**WHAT IS EXPECTED**
Take every line from the listing below that includes "this" and copy it.

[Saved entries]
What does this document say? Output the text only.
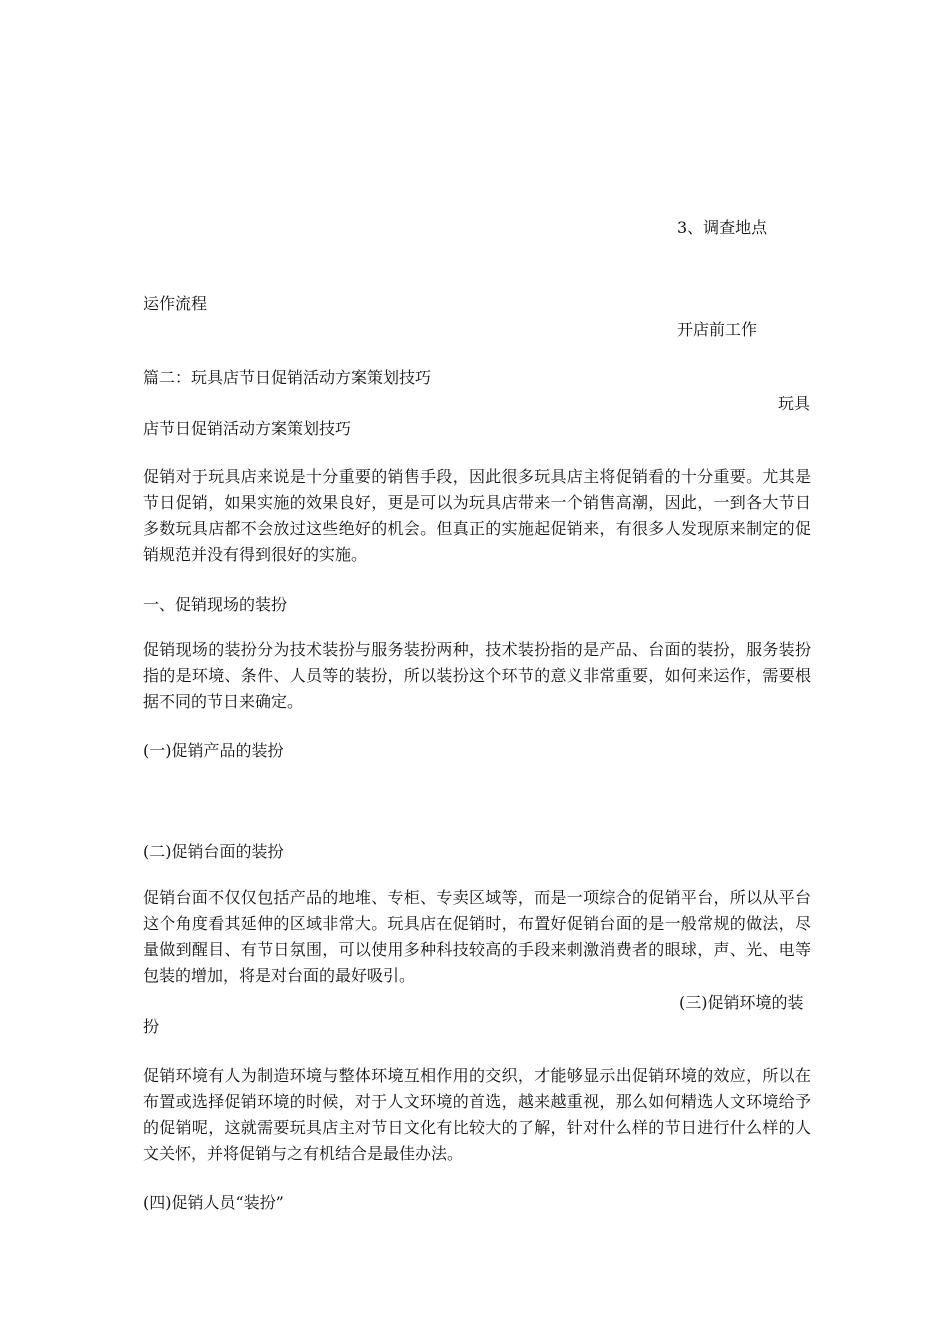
3、调查地点
运作流程
开店前工作
篇二：玩具店节日促销活动方案策划技巧
玩具
店节日促销活动方案策划技巧

促销对于玩具店来说是十分重要的销售手段，因此很多玩具店主将促销看的十分重要。尤其是节日促销，如果实施的效果良好，更是可以为玩具店带来一个销售高潮，因此，一到各大节日多数玩具店都不会放过这些绝好的机会。但真正的实施起促销来，有很多人发现原来制定的促销规范并没有得到很好的实施。

一、促销现场的装扮

促销现场的装扮分为技术装扮与服务装扮两种，技术装扮指的是产品、台面的装扮，服务装扮指的是环境、条件、人员等的装扮，所以装扮这个环节的意义非常重要，如何来运作，需要根据不同的节日来确定。

(一)促销产品的装扮
(二)促销台面的装扮

促销台面不仅仅包括产品的地堆、专柜、专卖区域等，而是一项综合的促销平台，所以从平台这个角度看其延伸的区域非常大。玩具店在促销时，布置好促销台面的是一般常规的做法，尽量做到醒目、有节日氛围，可以使用多种科技较高的手段来刺激消费者的眼球，声、光、电等包装的增加，将是对台面的最好吸引。

(三)促销环境的装
扮

促销环境有人为制造环境与整体环境互相作用的交织，才能够显示出促销环境的效应，所以在布置或选择促销环境的时候，对于人文环境的首选，越来越重视，那么如何精选人文环境给予的促销呢，这就需要玩具店主对节日文化有比较大的了解，针对什么样的节日进行什么样的人文关怀，并将促销与之有机结合是最佳办法。

(四)促销人员“装扮”
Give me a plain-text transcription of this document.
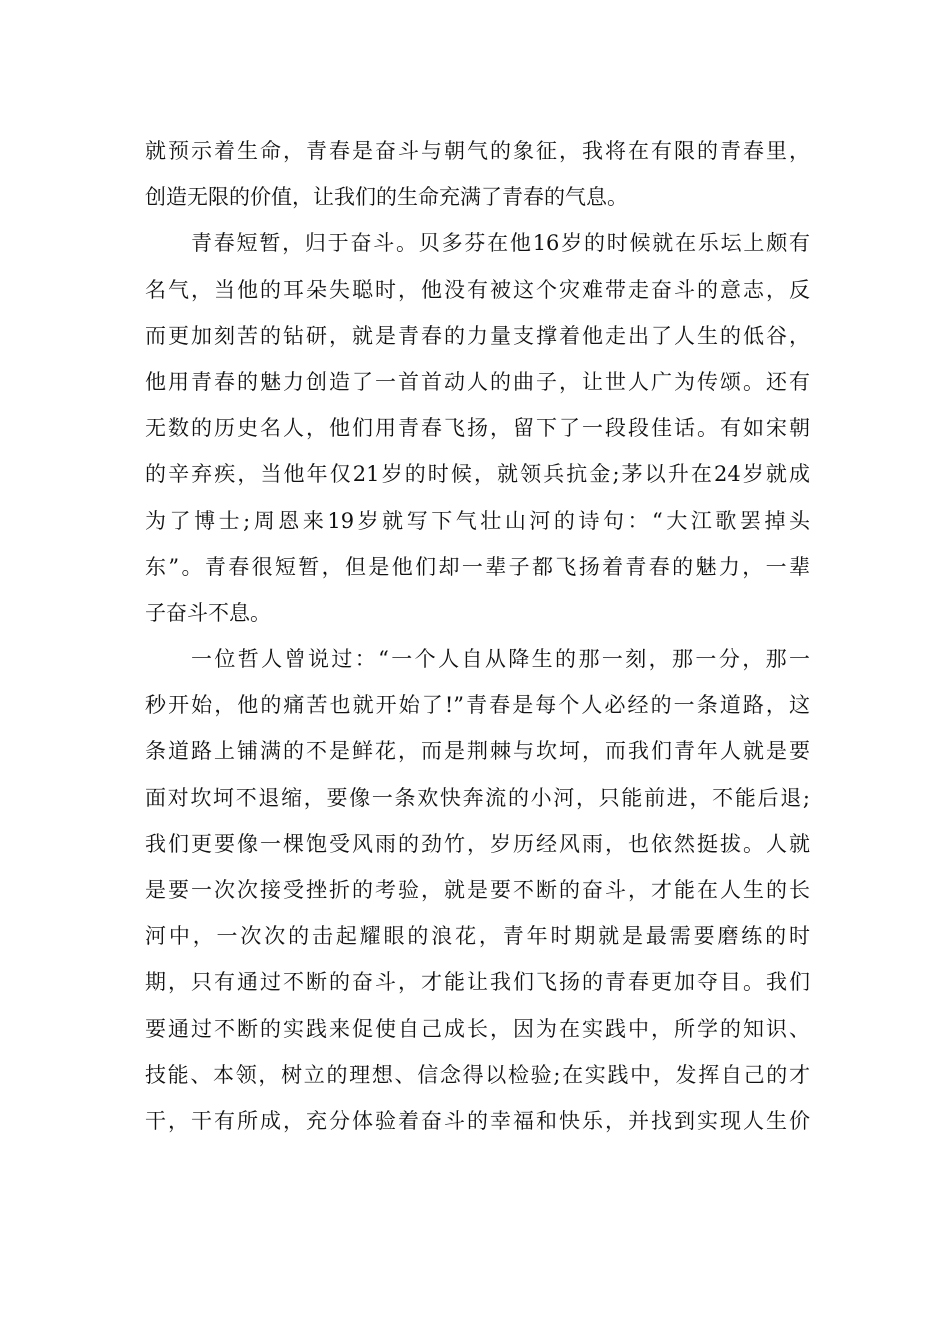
就预示着生命，青春是奋斗与朝气的象征，我将在有限的青春里，
创造无限的价值，让我们的生命充满了青春的气息。
青春短暂，归于奋斗。贝多芬在他16岁的时候就在乐坛上颇有
名气，当他的耳朵失聪时，他没有被这个灾难带走奋斗的意志，反
而更加刻苦的钻研，就是青春的力量支撑着他走出了人生的低谷，
他用青春的魅力创造了一首首动人的曲子，让世人广为传颂。还有
无数的历史名人，他们用青春飞扬，留下了一段段佳话。有如宋朝
的辛弃疾，当他年仅21岁的时候，就领兵抗金;茅以升在24岁就成
为了博士;周恩来19岁就写下气壮山河的诗句：“大江歌罢掉头
东”。青春很短暂，但是他们却一辈子都飞扬着青春的魅力，一辈
子奋斗不息。
一位哲人曾说过：“一个人自从降生的那一刻，那一分，那一
秒开始，他的痛苦也就开始了!”青春是每个人必经的一条道路，这
条道路上铺满的不是鲜花，而是荆棘与坎坷，而我们青年人就是要
面对坎坷不退缩，要像一条欢快奔流的小河，只能前进，不能后退;
我们更要像一棵饱受风雨的劲竹，岁历经风雨，也依然挺拔。人就
是要一次次接受挫折的考验，就是要不断的奋斗，才能在人生的长
河中，一次次的击起耀眼的浪花，青年时期就是最需要磨练的时
期，只有通过不断的奋斗，才能让我们飞扬的青春更加夺目。我们
要通过不断的实践来促使自己成长，因为在实践中，所学的知识、
技能、本领，树立的理想、信念得以检验;在实践中，发挥自己的才
干，干有所成，充分体验着奋斗的幸福和快乐，并找到实现人生价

**TASK ANSWER**
What does this document say? Output the text only.
Give me a plain-text transcription of this document.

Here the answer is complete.